WHAT YOU SHOULD DO -
Print the entire listing. Each line must match the original exactly.
◆ ◆ ◆ ◆ ◆ ◆ ◆
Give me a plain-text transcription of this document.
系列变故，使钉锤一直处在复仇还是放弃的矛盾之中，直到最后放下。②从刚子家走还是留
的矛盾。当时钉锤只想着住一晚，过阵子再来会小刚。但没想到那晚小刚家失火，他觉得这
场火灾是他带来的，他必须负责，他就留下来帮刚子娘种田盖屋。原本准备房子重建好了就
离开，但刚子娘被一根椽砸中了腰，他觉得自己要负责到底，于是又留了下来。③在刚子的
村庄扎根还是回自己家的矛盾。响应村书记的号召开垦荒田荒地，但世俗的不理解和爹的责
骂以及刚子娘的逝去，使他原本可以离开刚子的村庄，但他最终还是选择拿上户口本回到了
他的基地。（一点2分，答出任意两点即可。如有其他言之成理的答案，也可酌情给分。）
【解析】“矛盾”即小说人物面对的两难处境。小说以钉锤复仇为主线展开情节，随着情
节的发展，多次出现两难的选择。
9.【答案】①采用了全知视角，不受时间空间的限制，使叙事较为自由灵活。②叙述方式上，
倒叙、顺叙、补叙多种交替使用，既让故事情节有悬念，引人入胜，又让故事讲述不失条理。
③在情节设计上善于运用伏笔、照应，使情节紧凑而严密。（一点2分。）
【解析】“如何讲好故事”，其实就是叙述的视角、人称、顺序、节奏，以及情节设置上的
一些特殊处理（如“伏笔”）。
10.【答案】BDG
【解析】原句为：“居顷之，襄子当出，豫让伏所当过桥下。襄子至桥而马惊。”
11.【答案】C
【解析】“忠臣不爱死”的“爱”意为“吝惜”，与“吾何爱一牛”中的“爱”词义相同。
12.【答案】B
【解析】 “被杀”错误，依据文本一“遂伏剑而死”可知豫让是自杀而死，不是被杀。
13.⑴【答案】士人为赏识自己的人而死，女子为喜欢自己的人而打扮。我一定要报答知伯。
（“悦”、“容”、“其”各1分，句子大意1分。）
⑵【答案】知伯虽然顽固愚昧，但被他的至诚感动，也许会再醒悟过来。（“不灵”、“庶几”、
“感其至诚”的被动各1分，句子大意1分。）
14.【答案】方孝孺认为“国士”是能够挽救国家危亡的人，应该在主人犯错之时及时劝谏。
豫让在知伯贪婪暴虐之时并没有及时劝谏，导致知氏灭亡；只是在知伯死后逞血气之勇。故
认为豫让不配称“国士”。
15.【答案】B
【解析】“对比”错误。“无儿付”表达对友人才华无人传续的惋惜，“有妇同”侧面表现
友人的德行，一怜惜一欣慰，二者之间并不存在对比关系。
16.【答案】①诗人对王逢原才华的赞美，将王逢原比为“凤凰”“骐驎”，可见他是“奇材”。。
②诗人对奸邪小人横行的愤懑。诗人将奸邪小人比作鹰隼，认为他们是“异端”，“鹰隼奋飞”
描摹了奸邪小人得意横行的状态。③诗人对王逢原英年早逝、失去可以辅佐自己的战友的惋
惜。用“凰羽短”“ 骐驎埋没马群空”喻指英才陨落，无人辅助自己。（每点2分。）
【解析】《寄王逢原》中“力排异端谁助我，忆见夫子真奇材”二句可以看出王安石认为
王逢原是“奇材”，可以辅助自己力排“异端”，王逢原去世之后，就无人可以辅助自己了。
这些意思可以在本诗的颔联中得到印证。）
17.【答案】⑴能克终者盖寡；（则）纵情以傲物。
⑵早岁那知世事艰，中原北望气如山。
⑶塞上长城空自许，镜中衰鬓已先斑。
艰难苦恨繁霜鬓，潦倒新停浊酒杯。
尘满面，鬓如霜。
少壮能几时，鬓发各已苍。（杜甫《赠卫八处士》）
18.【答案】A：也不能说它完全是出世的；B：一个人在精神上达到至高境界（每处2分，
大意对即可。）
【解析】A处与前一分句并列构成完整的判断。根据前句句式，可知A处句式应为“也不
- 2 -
◆ ◆ ◆ ◆ ◆ ◆ ◆
WRITTEN ANSWER -
Give me a plain-text transcription of this document.
系列变故，使钉锤一直处在复仇还是放弃的矛盾之中，直到最后放下。②从刚子家走还是留
的矛盾。当时钉锤只想着住一晚，过阵子再来会小刚。但没想到那晚小刚家失火，他觉得这
场火灾是他带来的，他必须负责，他就留下来帮刚子娘种田盖屋。原本准备房子重建好了就
离开，但刚子娘被一根椽砸中了腰，他觉得自己要负责到底，于是又留了下来。③在刚子的
村庄扎根还是回自己家的矛盾。响应村书记的号召开垦荒田荒地，但世俗的不理解和爹的责
骂以及刚子娘的逝去，使他原本可以离开刚子的村庄，但他最终还是选择拿上户口本回到了
他的基地。（一点2分，答出任意两点即可。如有其他言之成理的答案，也可酌情给分。）
【解析】“矛盾”即小说人物面对的两难处境。小说以钉锤复仇为主线展开情节，随着情
节的发展，多次出现两难的选择。
9.【答案】①采用了全知视角，不受时间空间的限制，使叙事较为自由灵活。②叙述方式上，
倒叙、顺叙、补叙多种交替使用，既让故事情节有悬念，引人入胜，又让故事讲述不失条理。
③在情节设计上善于运用伏笔、照应，使情节紧凑而严密。（一点2分。）
【解析】“如何讲好故事”，其实就是叙述的视角、人称、顺序、节奏，以及情节设置上的
一些特殊处理（如“伏笔”）。
10.【答案】BDG
【解析】原句为：“居顷之，襄子当出，豫让伏所当过桥下。襄子至桥而马惊。”
11.【答案】C
【解析】“忠臣不爱死”的“爱”意为“吝惜”，与“吾何爱一牛”中的“爱”词义相同。
12.【答案】B
【解析】 “被杀”错误，依据文本一“遂伏剑而死”可知豫让是自杀而死，不是被杀。
13.⑴【答案】士人为赏识自己的人而死，女子为喜欢自己的人而打扮。我一定要报答知伯。
（“悦”、“容”、“其”各1分，句子大意1分。）
⑵【答案】知伯虽然顽固愚昧，但被他的至诚感动，也许会再醒悟过来。（“不灵”、“庶几”、
“感其至诚”的被动各1分，句子大意1分。）
14.【答案】方孝孺认为“国士”是能够挽救国家危亡的人，应该在主人犯错之时及时劝谏。
豫让在知伯贪婪暴虐之时并没有及时劝谏，导致知氏灭亡；只是在知伯死后逞血气之勇。故
认为豫让不配称“国士”。
15.【答案】B
【解析】“对比”错误。“无儿付”表达对友人才华无人传续的惋惜，“有妇同”侧面表现
友人的德行，一怜惜一欣慰，二者之间并不存在对比关系。
16.【答案】①诗人对王逢原才华的赞美，将王逢原比为“凤凰”“骐驎”，可见他是“奇材”。。
②诗人对奸邪小人横行的愤懑。诗人将奸邪小人比作鹰隼，认为他们是“异端”，“鹰隼奋飞”
描摹了奸邪小人得意横行的状态。③诗人对王逢原英年早逝、失去可以辅佐自己的战友的惋
惜。用“凰羽短”“ 骐驎埋没马群空”喻指英才陨落，无人辅助自己。（每点2分。）
【解析】《寄王逢原》中“力排异端谁助我，忆见夫子真奇材”二句可以看出王安石认为
王逢原是“奇材”，可以辅助自己力排“异端”，王逢原去世之后，就无人可以辅助自己了。
这些意思可以在本诗的颔联中得到印证。）
17.【答案】⑴能克终者盖寡；（则）纵情以傲物。
⑵早岁那知世事艰，中原北望气如山。
⑶塞上长城空自许，镜中衰鬓已先斑。
艰难苦恨繁霜鬓，潦倒新停浊酒杯。
尘满面，鬓如霜。
少壮能几时，鬓发各已苍。（杜甫《赠卫八处士》）
18.【答案】A：也不能说它完全是出世的；B：一个人在精神上达到至高境界（每处2分，
大意对即可。）
【解析】A处与前一分句并列构成完整的判断。根据前句句式，可知A处句式应为“也不
- 2 -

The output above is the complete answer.